### DATA SECTION ###

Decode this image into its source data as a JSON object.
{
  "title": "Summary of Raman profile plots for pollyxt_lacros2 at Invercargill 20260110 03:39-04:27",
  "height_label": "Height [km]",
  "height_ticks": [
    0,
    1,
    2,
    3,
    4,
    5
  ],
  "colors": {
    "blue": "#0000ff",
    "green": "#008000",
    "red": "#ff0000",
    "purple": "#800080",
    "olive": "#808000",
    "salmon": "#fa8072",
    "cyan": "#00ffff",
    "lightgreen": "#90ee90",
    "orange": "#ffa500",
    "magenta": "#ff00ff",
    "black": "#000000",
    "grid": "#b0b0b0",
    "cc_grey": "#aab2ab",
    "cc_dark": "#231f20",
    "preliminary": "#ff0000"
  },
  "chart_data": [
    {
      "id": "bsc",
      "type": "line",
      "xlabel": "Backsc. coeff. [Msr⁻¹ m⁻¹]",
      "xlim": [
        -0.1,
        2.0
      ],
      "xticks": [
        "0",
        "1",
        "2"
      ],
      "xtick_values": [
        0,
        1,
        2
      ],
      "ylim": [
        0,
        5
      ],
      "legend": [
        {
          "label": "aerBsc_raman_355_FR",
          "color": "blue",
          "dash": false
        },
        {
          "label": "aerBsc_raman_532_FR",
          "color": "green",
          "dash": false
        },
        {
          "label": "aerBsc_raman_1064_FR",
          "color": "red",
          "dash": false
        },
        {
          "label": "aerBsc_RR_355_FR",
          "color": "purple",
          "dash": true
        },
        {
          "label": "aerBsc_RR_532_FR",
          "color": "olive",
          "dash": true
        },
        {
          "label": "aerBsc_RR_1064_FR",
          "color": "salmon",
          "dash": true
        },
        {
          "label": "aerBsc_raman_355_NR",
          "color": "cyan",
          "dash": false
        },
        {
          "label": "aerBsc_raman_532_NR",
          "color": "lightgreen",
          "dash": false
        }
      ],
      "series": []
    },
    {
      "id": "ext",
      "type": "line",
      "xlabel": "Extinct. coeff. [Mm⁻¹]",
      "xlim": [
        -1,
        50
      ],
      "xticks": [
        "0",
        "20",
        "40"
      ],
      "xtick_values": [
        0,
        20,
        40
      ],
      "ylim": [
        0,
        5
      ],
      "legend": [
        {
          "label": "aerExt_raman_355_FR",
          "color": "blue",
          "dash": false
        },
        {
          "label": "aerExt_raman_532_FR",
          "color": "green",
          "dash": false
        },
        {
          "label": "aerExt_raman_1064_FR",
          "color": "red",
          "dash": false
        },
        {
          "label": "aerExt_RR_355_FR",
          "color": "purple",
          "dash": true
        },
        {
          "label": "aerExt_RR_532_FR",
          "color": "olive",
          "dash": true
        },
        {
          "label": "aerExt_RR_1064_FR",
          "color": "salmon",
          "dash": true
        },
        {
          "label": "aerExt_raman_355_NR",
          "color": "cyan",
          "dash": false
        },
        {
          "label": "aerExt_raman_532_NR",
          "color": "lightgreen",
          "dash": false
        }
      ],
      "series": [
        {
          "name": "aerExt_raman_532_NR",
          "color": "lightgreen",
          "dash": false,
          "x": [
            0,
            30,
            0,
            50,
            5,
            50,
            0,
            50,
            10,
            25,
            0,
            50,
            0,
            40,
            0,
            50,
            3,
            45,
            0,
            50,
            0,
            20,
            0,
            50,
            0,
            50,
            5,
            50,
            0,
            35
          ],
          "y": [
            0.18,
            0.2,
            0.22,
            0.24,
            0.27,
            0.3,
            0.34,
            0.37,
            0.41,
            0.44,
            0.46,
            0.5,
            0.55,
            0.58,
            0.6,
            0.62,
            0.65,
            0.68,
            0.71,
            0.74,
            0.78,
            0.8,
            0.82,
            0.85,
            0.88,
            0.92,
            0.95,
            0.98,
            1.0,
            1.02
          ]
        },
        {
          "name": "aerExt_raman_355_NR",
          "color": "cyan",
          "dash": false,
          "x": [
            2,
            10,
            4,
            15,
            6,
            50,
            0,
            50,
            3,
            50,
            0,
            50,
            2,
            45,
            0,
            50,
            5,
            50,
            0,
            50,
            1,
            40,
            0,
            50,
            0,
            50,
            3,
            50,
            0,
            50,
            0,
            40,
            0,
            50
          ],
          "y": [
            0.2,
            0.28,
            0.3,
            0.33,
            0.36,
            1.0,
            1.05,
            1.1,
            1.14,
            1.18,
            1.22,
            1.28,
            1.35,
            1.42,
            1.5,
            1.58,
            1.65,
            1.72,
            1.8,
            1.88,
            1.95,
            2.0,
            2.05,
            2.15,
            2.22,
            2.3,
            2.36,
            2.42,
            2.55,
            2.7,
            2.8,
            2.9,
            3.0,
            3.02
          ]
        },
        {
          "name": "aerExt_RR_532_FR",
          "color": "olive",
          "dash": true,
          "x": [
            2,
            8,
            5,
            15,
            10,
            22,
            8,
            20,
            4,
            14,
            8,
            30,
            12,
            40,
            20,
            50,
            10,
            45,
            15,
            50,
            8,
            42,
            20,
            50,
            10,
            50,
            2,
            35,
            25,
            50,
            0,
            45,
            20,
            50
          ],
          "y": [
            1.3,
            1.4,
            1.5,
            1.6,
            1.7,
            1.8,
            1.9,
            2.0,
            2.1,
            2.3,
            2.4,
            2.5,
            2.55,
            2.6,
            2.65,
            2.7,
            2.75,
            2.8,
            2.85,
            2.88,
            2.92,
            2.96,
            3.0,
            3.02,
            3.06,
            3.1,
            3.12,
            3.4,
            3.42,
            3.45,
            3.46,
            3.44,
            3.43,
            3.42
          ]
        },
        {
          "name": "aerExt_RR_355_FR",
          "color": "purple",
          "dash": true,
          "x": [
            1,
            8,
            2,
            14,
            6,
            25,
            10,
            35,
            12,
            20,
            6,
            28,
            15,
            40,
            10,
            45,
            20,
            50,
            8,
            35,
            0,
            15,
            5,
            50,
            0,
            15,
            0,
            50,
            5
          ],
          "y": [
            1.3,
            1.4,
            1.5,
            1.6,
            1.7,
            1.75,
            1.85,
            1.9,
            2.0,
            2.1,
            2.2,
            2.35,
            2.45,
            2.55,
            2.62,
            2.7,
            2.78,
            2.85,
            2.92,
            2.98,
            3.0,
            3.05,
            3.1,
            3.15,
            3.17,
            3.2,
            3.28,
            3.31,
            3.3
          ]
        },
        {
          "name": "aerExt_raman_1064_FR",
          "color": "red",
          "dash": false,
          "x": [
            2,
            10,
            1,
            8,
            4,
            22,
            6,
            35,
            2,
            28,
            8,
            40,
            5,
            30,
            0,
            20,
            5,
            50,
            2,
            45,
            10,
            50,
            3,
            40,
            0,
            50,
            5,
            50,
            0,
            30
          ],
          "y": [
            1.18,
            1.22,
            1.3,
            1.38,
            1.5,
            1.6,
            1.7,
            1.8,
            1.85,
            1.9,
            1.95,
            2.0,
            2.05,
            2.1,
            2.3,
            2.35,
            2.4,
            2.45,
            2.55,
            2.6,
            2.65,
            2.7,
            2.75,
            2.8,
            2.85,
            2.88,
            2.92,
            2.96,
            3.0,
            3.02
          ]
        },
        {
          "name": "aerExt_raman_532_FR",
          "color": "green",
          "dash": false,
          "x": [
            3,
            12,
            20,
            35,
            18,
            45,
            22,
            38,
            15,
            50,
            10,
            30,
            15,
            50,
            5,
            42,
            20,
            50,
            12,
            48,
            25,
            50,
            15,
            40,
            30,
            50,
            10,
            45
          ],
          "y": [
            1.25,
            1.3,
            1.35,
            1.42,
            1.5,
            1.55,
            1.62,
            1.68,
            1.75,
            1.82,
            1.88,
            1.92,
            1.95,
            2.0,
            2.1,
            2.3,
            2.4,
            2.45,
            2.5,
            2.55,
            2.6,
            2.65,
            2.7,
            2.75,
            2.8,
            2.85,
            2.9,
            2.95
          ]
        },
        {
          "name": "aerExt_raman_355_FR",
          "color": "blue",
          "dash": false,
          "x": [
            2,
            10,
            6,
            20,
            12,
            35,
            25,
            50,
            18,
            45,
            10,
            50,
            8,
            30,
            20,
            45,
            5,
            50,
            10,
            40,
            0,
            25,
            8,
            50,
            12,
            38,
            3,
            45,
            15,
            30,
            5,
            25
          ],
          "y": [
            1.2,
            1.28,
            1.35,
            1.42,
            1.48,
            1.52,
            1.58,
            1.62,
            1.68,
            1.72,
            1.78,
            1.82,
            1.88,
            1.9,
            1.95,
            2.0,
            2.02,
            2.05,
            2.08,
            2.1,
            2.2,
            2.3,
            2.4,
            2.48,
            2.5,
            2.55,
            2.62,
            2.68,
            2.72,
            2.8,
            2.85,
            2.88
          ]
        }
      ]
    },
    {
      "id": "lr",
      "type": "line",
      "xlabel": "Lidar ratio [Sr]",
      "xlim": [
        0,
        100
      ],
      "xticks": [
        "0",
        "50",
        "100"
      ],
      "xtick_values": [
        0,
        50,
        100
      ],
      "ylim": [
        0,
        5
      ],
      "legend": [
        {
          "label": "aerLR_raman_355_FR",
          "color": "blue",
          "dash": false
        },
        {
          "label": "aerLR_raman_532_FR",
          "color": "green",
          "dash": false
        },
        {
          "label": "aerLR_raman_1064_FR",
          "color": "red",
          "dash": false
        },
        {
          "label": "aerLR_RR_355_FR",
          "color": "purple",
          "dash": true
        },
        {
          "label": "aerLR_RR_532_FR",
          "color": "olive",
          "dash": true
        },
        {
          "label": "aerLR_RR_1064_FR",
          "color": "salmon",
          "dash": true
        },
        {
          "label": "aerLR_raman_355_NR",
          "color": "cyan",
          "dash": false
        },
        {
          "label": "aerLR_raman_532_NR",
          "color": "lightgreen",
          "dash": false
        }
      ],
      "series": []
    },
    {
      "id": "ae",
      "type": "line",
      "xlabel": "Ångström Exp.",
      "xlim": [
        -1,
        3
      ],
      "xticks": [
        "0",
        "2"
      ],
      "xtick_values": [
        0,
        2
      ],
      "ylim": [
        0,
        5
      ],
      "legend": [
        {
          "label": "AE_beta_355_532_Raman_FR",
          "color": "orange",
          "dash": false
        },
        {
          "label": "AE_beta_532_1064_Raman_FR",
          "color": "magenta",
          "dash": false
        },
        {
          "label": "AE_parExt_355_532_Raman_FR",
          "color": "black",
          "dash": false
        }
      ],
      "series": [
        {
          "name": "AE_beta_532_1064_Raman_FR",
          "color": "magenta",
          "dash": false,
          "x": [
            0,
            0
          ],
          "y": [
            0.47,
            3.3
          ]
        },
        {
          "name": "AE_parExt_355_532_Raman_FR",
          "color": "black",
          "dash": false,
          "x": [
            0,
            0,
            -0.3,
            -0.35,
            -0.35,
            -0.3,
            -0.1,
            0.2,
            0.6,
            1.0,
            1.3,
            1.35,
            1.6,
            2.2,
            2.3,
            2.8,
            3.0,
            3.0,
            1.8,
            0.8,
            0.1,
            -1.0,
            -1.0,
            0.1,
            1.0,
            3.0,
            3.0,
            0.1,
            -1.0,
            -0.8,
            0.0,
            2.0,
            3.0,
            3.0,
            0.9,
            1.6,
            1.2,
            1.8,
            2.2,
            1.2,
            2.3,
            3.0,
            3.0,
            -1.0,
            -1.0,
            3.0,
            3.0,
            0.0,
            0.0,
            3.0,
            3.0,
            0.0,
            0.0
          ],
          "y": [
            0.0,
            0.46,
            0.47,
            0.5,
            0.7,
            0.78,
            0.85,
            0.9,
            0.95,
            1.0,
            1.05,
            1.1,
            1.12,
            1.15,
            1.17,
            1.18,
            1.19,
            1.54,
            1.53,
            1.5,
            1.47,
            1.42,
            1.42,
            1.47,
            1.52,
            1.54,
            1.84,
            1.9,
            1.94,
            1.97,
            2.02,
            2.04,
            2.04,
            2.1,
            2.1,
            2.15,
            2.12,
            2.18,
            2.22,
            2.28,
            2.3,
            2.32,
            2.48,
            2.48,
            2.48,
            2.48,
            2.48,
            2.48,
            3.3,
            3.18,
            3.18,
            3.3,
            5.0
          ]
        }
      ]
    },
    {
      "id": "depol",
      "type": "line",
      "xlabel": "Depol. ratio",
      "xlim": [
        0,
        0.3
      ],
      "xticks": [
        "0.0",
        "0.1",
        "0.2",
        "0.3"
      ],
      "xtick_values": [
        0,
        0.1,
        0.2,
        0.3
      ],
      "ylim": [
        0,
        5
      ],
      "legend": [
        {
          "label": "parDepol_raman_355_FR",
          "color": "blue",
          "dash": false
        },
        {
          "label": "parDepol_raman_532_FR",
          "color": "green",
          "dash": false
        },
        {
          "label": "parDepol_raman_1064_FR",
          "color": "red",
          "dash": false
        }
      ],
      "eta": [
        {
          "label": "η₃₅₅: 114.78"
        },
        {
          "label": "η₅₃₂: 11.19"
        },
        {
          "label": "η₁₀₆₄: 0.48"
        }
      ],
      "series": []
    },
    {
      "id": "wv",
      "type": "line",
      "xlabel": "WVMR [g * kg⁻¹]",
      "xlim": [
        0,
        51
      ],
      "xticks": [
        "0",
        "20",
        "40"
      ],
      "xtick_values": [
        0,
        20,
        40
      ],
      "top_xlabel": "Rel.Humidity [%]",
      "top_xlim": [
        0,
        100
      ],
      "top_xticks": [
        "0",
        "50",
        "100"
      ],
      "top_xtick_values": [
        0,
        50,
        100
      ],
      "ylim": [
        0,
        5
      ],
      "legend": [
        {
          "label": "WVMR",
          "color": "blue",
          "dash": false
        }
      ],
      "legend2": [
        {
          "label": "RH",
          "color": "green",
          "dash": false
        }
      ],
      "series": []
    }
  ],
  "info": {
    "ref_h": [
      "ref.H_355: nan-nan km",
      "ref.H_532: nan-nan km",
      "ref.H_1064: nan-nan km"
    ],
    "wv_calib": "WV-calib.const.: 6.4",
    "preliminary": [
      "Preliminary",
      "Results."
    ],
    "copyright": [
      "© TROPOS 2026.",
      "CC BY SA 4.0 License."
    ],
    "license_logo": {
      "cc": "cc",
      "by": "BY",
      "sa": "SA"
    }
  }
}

###

> _WHAT TO WORK ON_: Return every line holding the word "coeff" from the records.

> _ANSWER TO THIS TASK_:
      "xlabel": "Backsc. coeff. [Msr⁻¹ m⁻¹]",
      "xlabel": "Extinct. coeff. [Mm⁻¹]",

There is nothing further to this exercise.